Задание A: Перепишите дословно часть фрагмента о совести, начиная со слов «Совесть вполне правомерно» и заканчивая словами «морали в целом.» включительно.
Задание B: Какую функцию, свойственную морали в целом, выполняет совесть согласно фрагменту о совести?
Задание C: Продолжите фрагмент о совести, начав сразу после его последнего предложения.

Фрагмент для чтения:
★ ★ ★

Совесть — «другая сторона» долга.

Совесть вполне правомерно назвать другой стороной долга, еще более личностным и сильным «внутренним голосом» нравственного действия. Совесть — это способность к активному самосознанию, са­мооценке личного отношения к окружающему, к действующим в обще­стве нравственным нормам. Это чуткий индикатор, определяющий соответствие индивидуального поведения личности высшим мораль­ным предписаниям — божественным и человеческим. Это сознание и чувство моральной ответственности человека за свое поведение, слу­жащие ему руководством в выборе поступков и источником такой ли­нии жизненного поведения, которая характеризуется определенной цельностью и устойчивостью. Именно поэтому совесть и выполняет функцию внутреннего регулятора, свойственную морали в целом.

★ ★ ★

Данные для анализа:
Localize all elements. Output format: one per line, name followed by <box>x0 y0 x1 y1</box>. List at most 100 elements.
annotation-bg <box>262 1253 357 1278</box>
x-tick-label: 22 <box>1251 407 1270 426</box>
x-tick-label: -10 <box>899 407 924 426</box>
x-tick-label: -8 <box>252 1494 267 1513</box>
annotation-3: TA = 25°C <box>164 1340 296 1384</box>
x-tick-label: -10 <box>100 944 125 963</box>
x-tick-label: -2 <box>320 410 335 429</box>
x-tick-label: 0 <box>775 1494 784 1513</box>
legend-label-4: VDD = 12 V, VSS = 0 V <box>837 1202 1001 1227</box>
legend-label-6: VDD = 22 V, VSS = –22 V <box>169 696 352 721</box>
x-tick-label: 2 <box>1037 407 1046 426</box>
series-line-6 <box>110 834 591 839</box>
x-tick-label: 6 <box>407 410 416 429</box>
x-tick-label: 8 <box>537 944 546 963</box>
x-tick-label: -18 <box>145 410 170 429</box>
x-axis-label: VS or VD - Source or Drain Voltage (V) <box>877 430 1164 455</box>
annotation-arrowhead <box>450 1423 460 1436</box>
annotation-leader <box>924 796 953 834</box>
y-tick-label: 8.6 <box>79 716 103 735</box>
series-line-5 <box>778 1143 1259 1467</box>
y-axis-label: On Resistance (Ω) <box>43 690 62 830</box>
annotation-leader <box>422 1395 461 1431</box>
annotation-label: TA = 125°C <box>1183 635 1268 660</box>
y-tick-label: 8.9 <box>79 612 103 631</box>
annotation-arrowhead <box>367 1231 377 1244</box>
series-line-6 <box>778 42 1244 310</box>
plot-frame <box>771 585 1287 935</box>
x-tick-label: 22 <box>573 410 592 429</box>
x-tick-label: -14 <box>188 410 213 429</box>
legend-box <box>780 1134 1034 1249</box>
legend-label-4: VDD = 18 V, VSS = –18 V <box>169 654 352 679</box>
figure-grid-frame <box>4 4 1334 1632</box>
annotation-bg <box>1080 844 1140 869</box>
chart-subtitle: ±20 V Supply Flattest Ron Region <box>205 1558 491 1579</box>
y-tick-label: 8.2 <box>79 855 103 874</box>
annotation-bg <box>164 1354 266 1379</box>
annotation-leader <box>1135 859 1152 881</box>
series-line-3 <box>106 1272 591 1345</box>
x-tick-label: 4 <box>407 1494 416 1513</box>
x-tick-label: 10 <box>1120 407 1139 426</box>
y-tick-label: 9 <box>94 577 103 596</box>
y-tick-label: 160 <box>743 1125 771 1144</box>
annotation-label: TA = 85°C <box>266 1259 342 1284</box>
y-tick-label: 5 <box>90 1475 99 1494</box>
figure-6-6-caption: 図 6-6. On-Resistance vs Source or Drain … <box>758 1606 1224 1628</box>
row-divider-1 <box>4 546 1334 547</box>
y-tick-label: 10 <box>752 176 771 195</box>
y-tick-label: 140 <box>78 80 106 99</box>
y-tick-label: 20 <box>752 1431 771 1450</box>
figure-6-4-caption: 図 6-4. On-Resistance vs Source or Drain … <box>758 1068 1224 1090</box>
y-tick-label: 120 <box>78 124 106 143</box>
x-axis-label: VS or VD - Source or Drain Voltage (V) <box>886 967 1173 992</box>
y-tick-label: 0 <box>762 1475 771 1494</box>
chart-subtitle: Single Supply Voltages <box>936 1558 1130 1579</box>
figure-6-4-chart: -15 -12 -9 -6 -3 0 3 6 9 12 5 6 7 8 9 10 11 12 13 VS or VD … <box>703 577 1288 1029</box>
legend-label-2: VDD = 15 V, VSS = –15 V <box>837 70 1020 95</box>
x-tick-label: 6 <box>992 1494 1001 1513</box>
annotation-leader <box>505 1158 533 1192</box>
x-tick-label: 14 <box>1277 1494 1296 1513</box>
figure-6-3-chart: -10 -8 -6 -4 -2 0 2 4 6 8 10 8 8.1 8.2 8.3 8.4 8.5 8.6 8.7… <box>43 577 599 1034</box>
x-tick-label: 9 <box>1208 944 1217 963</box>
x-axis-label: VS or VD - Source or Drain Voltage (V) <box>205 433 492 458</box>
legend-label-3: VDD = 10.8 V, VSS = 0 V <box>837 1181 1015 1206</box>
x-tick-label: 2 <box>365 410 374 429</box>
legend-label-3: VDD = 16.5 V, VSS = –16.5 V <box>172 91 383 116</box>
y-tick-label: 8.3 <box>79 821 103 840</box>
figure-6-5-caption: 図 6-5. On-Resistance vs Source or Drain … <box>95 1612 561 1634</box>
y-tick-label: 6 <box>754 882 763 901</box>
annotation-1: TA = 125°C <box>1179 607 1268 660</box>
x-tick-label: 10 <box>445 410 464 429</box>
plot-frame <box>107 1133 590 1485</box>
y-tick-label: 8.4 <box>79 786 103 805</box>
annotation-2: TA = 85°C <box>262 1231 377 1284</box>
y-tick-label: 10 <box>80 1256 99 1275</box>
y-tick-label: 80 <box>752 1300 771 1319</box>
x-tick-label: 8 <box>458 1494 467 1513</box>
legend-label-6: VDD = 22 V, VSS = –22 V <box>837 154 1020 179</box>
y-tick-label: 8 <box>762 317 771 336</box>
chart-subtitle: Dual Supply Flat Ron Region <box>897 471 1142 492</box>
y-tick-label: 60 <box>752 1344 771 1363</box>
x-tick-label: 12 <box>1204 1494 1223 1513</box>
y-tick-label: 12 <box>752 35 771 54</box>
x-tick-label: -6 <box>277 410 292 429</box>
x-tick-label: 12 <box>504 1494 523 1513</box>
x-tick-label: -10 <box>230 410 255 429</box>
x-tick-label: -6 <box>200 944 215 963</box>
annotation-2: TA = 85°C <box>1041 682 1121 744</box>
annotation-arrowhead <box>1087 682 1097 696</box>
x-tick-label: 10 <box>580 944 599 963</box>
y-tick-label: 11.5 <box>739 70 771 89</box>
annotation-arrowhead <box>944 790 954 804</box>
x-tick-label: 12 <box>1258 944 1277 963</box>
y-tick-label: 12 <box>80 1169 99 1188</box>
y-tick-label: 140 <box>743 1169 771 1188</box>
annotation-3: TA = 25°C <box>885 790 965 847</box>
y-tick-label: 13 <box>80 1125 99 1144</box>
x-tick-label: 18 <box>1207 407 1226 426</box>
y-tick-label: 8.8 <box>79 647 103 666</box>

★ ★ ★

Ответ A:
Совесть вполне правомерно назвать другой стороной долга, еще более личностным и сильным «внутренним голосом» нравственного действия. Совесть — это способность к активному самосознанию, са­мооценке личного отношения к окружающему, к действующим в обще­стве нравственным нормам. Это чуткий индикатор, определяющий соответствие индивидуального поведения личности высшим мораль­ным предписаниям — божественным и человеческим. Это сознание и чувство моральной ответственности человека за свое поведение, слу­жащие ему руководством в выборе поступков и источником такой ли­нии жизненного поведения, которая характеризуется определенной цельностью и устойчивостью. Именно поэтому совесть и выполняет функцию внутреннего регулятора, свойственную морали в целом.

Ответ B: Функцию внутреннего регулятора.

Ответ C:
В качестве такого регулятора она действует, во-первых, как побу­дитель, направляя нас на соблюдение нравственных требований, соз­давая некоторую положительную психологическую установку; во-вто­рых, она может действовать как запрещающий, останавливающий фактор, заранее осуждая нас за предполагаемый выбор, за намечаемое поведение; в-третьих, совесть может говорить в нас во время дейст­вия, корректируя его; в-четвертых, она всегда несет в себе моральную оценку наших поступков, вызывая соответствующие нравственные переживания. Последнее обстоятельство особенно важно. Совесть формируется на основе моральных требований среды и отражает их объективный характер. Но она, прежде всего, личностная оценка фактов, выраже­ние нашего субъективного отношения к морально оцениваемому явлению. Л. Фейербах писал: «Голос моей совести — лишь эхо болезненного крика человека, который, обижая другого, обижает самого себя» Понятие со­вести он теснейшим образом связывал с состраданием. Он был убежден, что совесть есть не что иное, как сострадание, но обостренное сознанием того, что ты и есть виновник страдания другого. «Тот, кто не имеет стремления к счастью, не знает и не чувствует, что такое несчастье, сле­довательно, не имеет никакого сострадания к несчастным; а кто не ощу­щает удвоенного, обострившегося и увеличивавшегося страдания в том случае, если он сознает, что сделал другого несчастным, тот не имеет со­вести», — считал он.